## Exercise directions
Return the number of lines that include the string "JSON", without any other text.

--- Begin Working data ---

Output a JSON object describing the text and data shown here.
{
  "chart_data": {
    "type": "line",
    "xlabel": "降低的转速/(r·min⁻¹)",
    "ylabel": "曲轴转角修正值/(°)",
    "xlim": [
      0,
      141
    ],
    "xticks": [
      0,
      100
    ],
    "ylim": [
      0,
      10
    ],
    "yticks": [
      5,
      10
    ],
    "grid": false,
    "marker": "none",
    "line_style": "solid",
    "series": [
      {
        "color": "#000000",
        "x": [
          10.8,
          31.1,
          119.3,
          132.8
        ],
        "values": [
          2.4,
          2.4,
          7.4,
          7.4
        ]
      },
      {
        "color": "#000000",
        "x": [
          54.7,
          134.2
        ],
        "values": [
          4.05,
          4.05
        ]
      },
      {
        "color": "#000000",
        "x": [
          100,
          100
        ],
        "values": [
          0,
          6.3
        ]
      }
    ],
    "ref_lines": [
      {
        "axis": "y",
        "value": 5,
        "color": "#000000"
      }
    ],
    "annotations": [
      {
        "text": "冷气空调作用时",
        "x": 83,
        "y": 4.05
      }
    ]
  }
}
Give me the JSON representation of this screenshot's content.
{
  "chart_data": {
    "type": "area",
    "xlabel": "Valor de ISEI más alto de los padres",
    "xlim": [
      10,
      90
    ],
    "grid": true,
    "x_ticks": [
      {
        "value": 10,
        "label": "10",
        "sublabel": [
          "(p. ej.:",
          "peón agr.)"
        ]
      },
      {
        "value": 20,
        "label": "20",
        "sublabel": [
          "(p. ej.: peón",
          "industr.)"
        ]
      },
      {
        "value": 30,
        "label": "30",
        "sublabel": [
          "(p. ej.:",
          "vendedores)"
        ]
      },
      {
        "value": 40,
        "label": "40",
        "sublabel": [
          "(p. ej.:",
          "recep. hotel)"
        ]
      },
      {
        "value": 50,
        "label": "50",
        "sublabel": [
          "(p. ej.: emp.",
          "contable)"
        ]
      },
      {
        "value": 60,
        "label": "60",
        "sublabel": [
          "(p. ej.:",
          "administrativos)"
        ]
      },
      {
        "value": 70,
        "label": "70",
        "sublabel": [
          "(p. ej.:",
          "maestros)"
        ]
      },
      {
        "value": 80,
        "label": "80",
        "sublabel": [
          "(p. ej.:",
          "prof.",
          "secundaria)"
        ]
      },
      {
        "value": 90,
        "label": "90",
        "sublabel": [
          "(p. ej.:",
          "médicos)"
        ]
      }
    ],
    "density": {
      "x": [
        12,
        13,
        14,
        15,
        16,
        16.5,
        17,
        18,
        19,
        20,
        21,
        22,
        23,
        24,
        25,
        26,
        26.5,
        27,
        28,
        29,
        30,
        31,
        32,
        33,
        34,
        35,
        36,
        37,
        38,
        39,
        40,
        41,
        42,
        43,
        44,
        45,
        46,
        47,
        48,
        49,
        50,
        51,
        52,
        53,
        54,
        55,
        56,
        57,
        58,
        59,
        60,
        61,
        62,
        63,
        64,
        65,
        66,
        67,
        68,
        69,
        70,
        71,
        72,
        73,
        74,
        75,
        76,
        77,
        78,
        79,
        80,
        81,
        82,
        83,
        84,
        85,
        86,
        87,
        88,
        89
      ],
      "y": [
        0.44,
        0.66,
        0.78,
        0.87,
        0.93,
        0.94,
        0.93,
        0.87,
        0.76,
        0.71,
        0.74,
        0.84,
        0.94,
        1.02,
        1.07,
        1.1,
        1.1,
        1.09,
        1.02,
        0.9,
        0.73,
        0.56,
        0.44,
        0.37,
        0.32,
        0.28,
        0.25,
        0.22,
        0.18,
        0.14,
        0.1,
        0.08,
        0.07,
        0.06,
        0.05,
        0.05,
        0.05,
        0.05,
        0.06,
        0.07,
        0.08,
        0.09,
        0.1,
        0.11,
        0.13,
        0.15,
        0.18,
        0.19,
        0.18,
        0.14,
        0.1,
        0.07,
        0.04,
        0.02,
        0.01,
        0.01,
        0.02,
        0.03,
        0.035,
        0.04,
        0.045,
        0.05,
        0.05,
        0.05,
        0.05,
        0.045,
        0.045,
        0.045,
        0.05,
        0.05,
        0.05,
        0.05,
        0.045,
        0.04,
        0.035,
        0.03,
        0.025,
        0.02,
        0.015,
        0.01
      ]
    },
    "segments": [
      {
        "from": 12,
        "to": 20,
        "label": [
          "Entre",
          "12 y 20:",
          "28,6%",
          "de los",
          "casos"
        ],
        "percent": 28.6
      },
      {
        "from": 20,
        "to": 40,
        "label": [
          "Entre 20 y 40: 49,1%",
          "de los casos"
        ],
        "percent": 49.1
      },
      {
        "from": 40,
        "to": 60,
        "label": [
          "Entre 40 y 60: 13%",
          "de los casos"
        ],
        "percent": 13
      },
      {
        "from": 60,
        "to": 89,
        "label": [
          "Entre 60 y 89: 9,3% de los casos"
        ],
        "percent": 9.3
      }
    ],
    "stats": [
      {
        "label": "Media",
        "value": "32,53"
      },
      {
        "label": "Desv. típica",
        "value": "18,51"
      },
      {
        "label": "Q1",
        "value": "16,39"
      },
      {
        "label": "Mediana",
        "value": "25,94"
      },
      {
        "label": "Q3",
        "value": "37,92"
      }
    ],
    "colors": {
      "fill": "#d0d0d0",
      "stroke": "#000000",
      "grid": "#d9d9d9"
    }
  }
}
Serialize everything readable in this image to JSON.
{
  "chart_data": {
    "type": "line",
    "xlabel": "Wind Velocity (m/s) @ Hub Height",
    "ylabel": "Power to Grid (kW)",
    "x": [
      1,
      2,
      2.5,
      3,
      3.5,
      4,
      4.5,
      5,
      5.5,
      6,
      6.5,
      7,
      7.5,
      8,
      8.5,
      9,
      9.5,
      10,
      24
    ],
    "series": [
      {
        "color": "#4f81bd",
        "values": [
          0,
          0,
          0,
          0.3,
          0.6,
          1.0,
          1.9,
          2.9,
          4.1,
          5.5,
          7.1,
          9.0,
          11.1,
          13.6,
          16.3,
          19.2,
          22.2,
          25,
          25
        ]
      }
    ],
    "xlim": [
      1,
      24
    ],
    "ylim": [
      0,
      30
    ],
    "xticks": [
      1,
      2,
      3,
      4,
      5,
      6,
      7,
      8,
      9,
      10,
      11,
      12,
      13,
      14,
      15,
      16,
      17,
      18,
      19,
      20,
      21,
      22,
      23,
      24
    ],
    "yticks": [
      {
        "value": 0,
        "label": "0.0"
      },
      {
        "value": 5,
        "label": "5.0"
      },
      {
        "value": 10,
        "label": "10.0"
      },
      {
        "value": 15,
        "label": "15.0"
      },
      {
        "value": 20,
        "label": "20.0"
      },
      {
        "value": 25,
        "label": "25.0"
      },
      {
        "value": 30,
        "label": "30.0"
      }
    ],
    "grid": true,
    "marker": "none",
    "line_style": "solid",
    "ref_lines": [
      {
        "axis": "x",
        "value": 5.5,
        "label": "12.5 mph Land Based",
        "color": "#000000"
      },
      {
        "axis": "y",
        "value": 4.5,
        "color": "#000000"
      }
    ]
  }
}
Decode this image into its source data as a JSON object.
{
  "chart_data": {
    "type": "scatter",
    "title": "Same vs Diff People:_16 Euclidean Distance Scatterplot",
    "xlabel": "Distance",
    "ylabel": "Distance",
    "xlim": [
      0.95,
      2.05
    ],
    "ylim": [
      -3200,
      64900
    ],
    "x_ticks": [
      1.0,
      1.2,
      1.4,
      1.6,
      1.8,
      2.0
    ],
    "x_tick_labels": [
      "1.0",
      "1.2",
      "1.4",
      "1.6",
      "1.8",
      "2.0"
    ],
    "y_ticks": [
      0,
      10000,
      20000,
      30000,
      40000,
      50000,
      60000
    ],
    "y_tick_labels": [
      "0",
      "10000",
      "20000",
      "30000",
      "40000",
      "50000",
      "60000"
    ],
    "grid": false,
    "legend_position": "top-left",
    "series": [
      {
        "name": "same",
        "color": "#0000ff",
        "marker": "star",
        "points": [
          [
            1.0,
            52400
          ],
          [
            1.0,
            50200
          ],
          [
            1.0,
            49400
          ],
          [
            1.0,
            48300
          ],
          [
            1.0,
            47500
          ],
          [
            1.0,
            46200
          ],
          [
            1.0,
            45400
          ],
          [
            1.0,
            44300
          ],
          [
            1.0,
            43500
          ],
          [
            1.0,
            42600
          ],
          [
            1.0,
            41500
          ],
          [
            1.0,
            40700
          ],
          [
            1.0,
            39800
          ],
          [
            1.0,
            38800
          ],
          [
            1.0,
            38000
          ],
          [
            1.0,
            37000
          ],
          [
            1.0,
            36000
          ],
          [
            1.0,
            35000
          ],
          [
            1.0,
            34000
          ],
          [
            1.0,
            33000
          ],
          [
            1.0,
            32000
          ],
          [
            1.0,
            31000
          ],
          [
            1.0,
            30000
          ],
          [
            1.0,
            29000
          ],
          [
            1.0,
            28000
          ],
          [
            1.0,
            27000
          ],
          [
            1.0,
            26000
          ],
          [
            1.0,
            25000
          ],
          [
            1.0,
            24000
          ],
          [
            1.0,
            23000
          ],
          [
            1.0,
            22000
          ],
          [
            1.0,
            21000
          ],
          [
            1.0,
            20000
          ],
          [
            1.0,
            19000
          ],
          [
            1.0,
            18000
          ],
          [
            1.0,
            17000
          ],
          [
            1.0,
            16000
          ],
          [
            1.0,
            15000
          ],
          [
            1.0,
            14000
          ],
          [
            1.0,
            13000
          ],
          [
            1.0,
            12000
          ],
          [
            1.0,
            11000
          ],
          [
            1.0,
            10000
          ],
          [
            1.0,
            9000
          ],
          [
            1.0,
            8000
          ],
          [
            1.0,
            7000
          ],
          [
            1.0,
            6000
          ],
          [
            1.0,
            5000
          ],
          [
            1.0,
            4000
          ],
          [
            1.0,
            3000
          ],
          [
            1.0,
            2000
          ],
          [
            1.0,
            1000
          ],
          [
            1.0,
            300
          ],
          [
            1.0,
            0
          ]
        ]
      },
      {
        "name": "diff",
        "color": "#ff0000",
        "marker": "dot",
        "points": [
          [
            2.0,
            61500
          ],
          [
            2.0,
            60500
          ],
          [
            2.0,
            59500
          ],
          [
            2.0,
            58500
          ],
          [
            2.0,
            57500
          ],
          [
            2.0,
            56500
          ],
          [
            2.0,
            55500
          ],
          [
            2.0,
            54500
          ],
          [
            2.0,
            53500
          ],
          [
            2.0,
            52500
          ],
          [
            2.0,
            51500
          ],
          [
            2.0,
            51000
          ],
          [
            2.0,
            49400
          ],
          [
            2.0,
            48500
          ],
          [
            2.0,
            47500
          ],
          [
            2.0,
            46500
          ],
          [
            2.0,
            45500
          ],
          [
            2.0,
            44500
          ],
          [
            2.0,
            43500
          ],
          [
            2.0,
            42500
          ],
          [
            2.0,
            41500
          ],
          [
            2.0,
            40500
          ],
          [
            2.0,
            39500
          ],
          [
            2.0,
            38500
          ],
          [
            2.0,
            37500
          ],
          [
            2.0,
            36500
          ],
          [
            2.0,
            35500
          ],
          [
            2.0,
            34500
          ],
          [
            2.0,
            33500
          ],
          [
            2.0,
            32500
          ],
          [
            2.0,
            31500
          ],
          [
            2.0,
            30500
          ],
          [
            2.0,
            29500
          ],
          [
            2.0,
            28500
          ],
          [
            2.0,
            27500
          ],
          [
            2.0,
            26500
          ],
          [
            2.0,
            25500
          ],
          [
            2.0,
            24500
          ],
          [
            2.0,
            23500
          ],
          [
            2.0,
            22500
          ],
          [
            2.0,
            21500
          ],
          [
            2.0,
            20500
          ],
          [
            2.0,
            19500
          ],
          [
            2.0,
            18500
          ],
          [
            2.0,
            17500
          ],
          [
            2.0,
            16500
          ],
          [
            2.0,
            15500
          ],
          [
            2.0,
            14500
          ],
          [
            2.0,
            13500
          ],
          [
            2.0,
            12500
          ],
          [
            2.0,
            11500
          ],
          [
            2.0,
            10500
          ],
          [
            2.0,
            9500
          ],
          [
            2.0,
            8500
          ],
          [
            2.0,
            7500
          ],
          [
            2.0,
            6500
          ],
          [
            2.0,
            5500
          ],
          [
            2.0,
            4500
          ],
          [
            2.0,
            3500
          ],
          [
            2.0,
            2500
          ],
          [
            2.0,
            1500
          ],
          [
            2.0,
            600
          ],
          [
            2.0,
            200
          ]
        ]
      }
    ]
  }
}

--- End Working data ---

## Task solution
4